DO THIS:
Check each line of the records below and collect those that include the word "настоящего".
— START EXERCISE INPUTS —
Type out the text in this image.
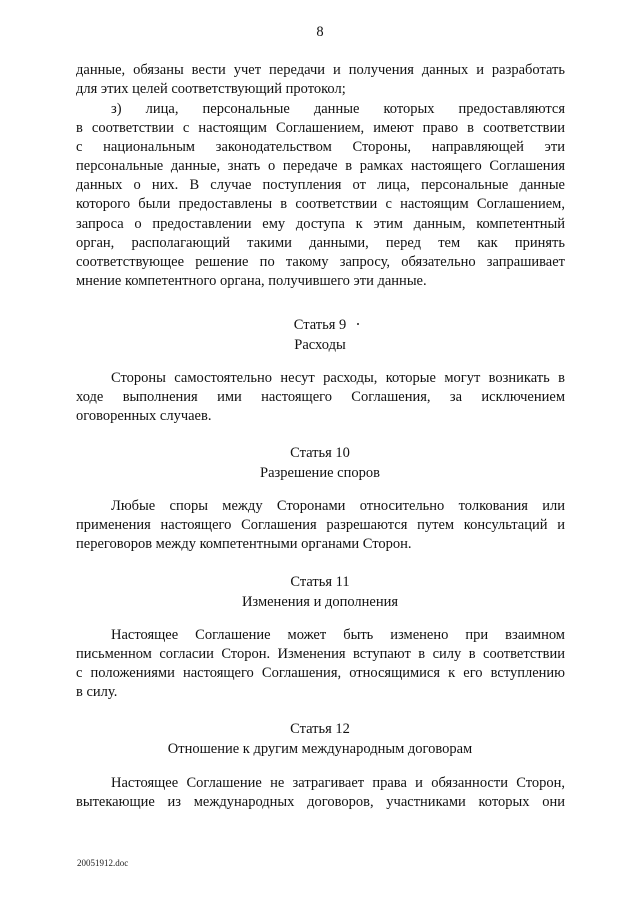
8
данные, обязаны вести учет передачи и получения данных и разработать
для этих целей соответствующий протокол;
з) лица, персональные данные которых предоставляются
в соответствии с настоящим Соглашением, имеют право в соответствии
с национальным законодательством Стороны, направляющей эти
персональные данные, знать о передаче в рамках настоящего Соглашения
данных о них. В случае поступления от лица, персональные данные
которого были предоставлены в соответствии с настоящим Соглашением,
запроса о предоставлении ему доступа к этим данным, компетентный
орган, располагающий такими данными, перед тем как принять
соответствующее решение по такому запросу, обязательно запрашивает
мнение компетентного органа, получившего эти данные.
Статья 9
Расходы
Стороны самостоятельно несут расходы, которые могут возникать в
ходе выполнения ими настоящего Соглашения, за исключением
оговоренных случаев.
Статья 10
Разрешение споров
Любые споры между Сторонами относительно толкования или
применения настоящего Соглашения разрешаются путем консультаций и
переговоров между компетентными органами Сторон.
Статья 11
Изменения и дополнения
Настоящее Соглашение может быть изменено при взаимном
письменном согласии Сторон. Изменения вступают в силу в соответствии
с положениями настоящего Соглашения, относящимися к его вступлению
в силу.
Статья 12
Отношение к другим международным договорам
Настоящее Соглашение не затрагивает права и обязанности Сторон,
вытекающие из международных договоров, участниками которых они
20051912.doc
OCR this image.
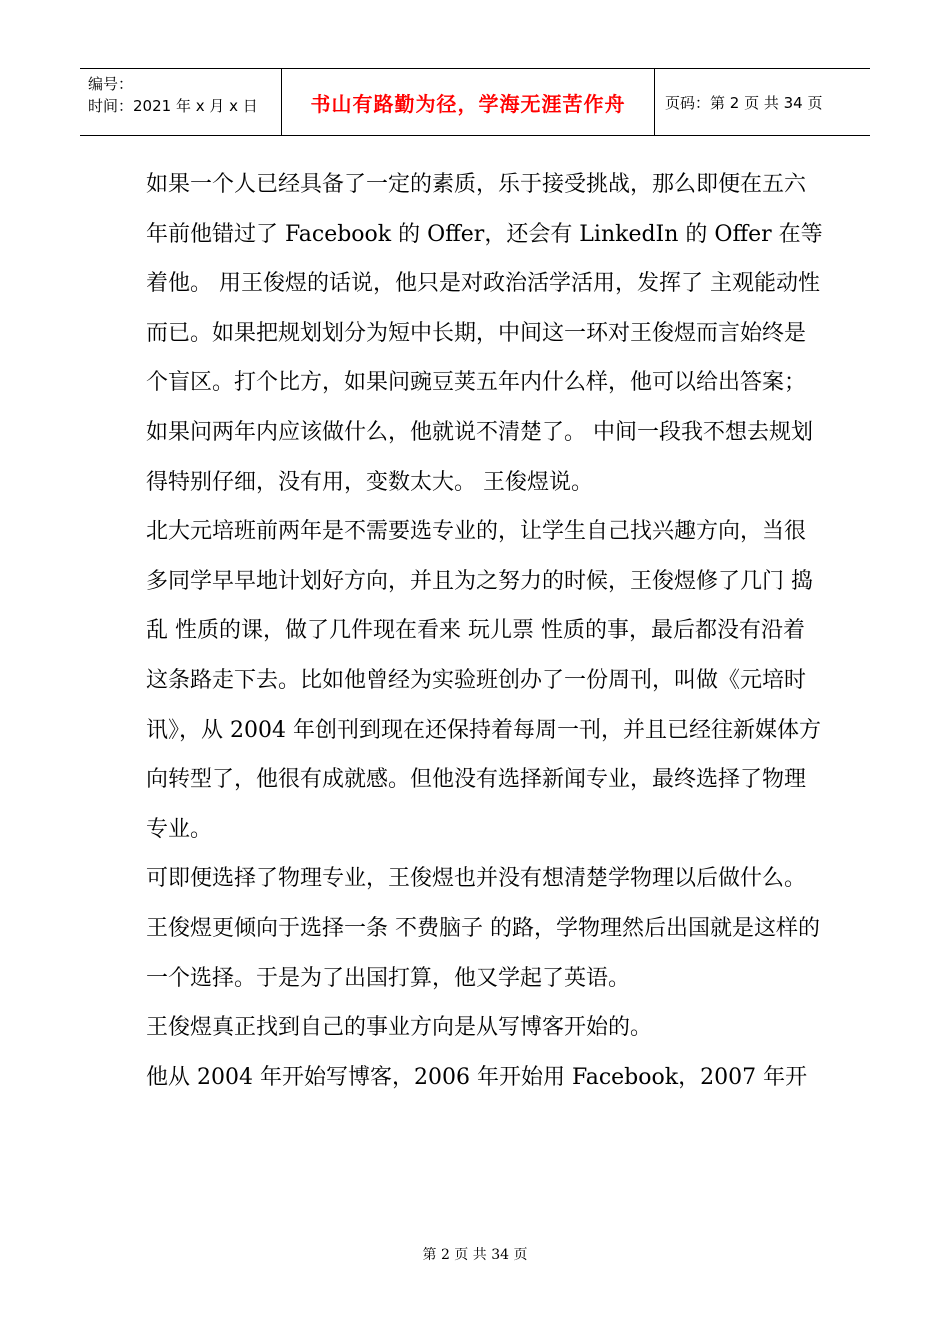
编号：
时间：2021 年 x 月 x 日	书山有路勤为径，学海无涯苦作舟	页码：第 2 页 共 34 页

如果一个人已经具备了一定的素质，乐于接受挑战，那么即便在五六年前他错过了 Facebook 的 Offer，还会有 LinkedIn 的 Offer 在等着他。 用王俊煜的话说，他只是对政治活学活用，发挥了 主观能动性 而已。如果把规划划分为短中长期，中间这一环对王俊煜而言始终是个盲区。打个比方，如果问豌豆荚五年内什么样，他可以给出答案；如果问两年内应该做什么，他就说不清楚了。 中间一段我不想去规划得特别仔细，没有用，变数太大。 王俊煜说。

北大元培班前两年是不需要选专业的，让学生自己找兴趣方向，当很多同学早早地计划好方向，并且为之努力的时候，王俊煜修了几门 捣乱 性质的课，做了几件现在看来 玩儿票 性质的事，最后都没有沿着这条路走下去。比如他曾经为实验班创办了一份周刊，叫做《元培时讯》，从 2004 年创刊到现在还保持着每周一刊，并且已经往新媒体方向转型了，他很有成就感。但他没有选择新闻专业，最终选择了物理专业。

可即便选择了物理专业，王俊煜也并没有想清楚学物理以后做什么。王俊煜更倾向于选择一条 不费脑子 的路，学物理然后出国就是这样的一个选择。于是为了出国打算，他又学起了英语。

王俊煜真正找到自己的事业方向是从写博客开始的。

他从 2004 年开始写博客，2006 年开始用 Facebook，2007 年开

第 2 页 共 34 页
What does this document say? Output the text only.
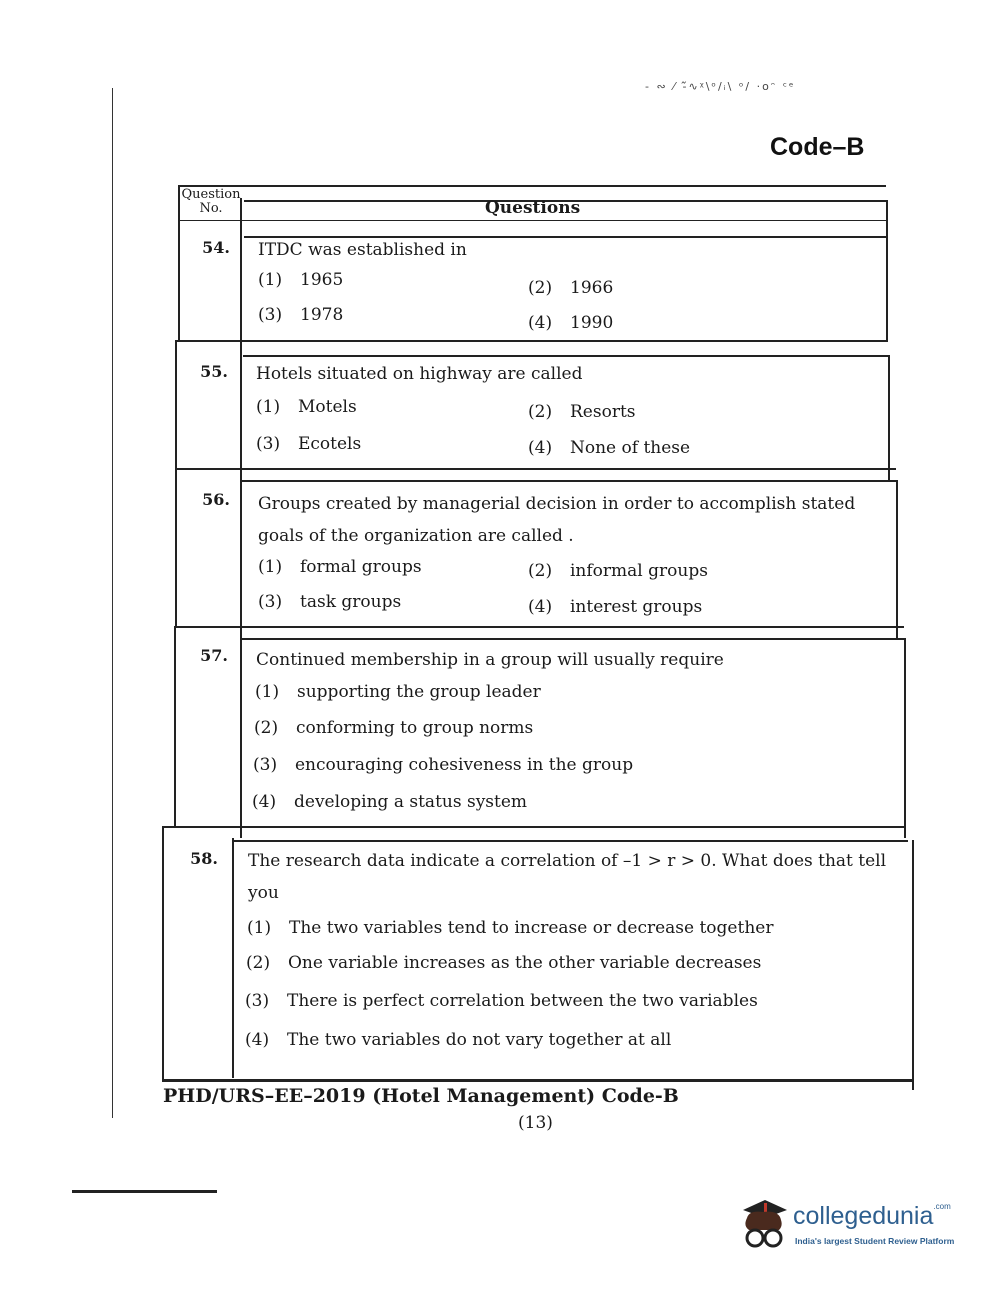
- ∾ ⁄ -᷉∿ᵡ\ᵒ/ᵢ\ ᵒ/ ·oᵔ ᶜᵉ
Code–B
Question No.	Questions
54. ITDC was established in
(1) 1965	(2) 1966
(3) 1978	(4) 1990
55. Hotels situated on highway are called
(1) Motels	(2) Resorts
(3) Ecotels	(4) None of these
56. Groups created by managerial decision in order to accomplish stated goals of the organization are called .
(1) formal groups	(2) informal groups
(3) task groups	(4) interest groups
57. Continued membership in a group will usually require
(1) supporting the group leader
(2) conforming to group norms
(3) encouraging cohesiveness in the group
(4) developing a status system
58. The research data indicate a correlation of –1 > r > 0. What does that tell you
(1) The two variables tend to increase or decrease together
(2) One variable increases as the other variable decreases
(3) There is perfect correlation between the two variables
(4) The two variables do not vary together at all
PHD/URS–EE–2019 (Hotel Management) Code-B
(13)
collegedunia$^{.com}$
India's largest Student Review Platform
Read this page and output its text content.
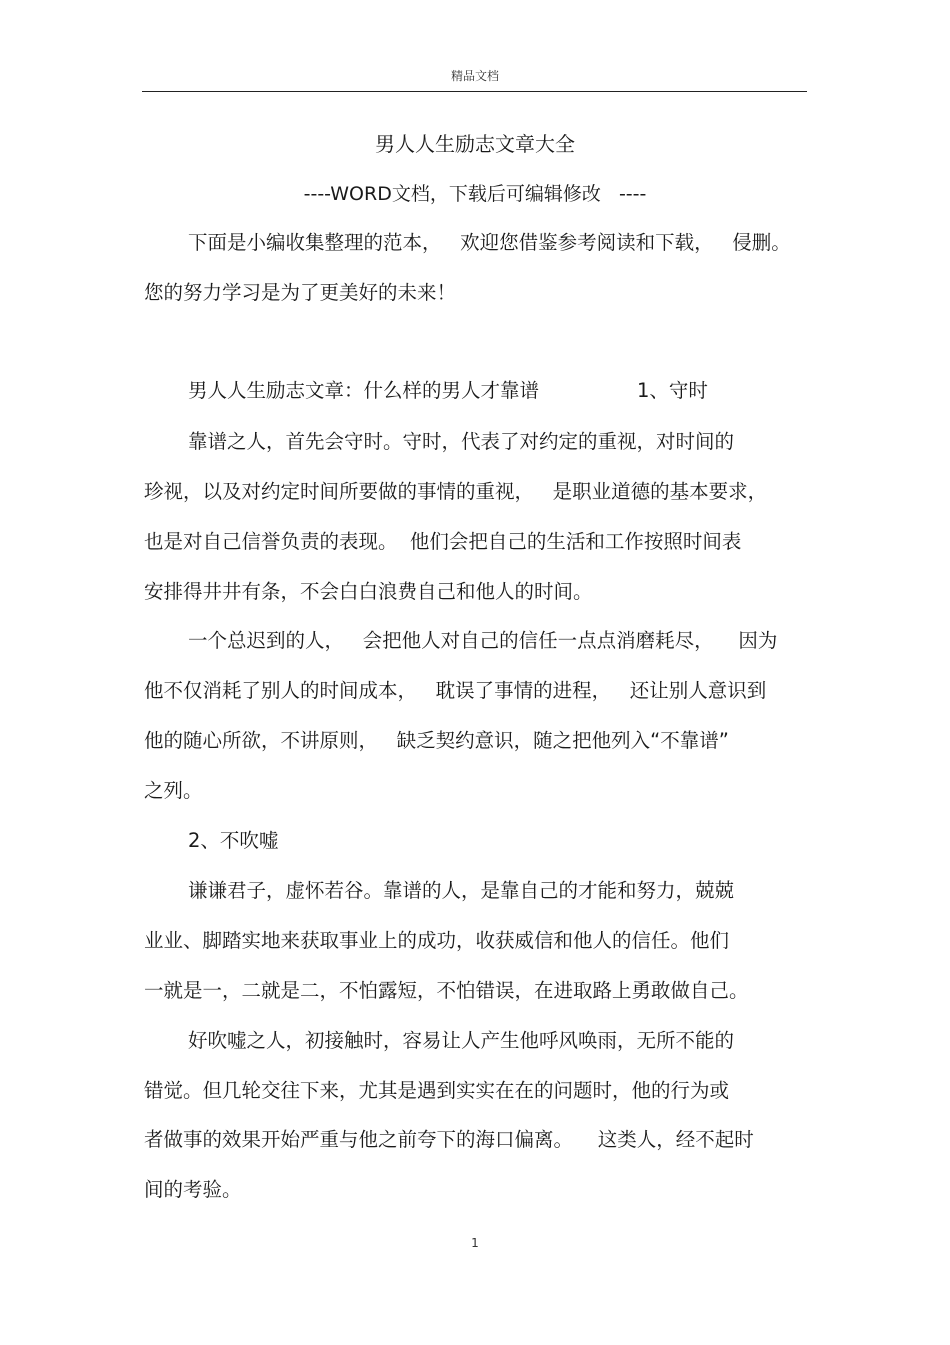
精品文档
男人人生励志文章大全
----WORD文档，下载后可编辑修改   ----
下面是小编收集整理的范本，   欢迎您借鉴参考阅读和下载，   侵删。
您的努力学习是为了更美好的未来！
男人人生励志文章：什么样的男人才靠谱	1、守时
靠谱之人，首先会守时。守时，代表了对约定的重视，对时间的
珍视，以及对约定时间所要做的事情的重视，   是职业道德的基本要求，
也是对自己信誉负责的表现。  他们会把自己的生活和工作按照时间表
安排得井井有条，不会白白浪费自己和他人的时间。
一个总迟到的人，   会把他人对自己的信任一点点消磨耗尽，    因为
他不仅消耗了别人的时间成本，   耽误了事情的进程，   还让别人意识到
他的随心所欲，不讲原则，   缺乏契约意识，随之把他列入“不靠谱”
之列。
2、不吹嘘
谦谦君子，虚怀若谷。靠谱的人，是靠自己的才能和努力，兢兢
业业、脚踏实地来获取事业上的成功，收获威信和他人的信任。他们
一就是一，二就是二，不怕露短，不怕错误，在进取路上勇敢做自己。
好吹嘘之人，初接触时，容易让人产生他呼风唤雨，无所不能的
错觉。但几轮交往下来，尤其是遇到实实在在的问题时，他的行为或
者做事的效果开始严重与他之前夸下的海口偏离。    这类人，经不起时
间的考验。
1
— END EXERCISE INPUTS —
REPLY:
персональные данные, знать о передаче в рамках настоящего Соглашения
ходе выполнения ими настоящего Соглашения, за исключением
применения настоящего Соглашения разрешаются путем консультаций и
с положениями настоящего Соглашения, относящимися к его вступлению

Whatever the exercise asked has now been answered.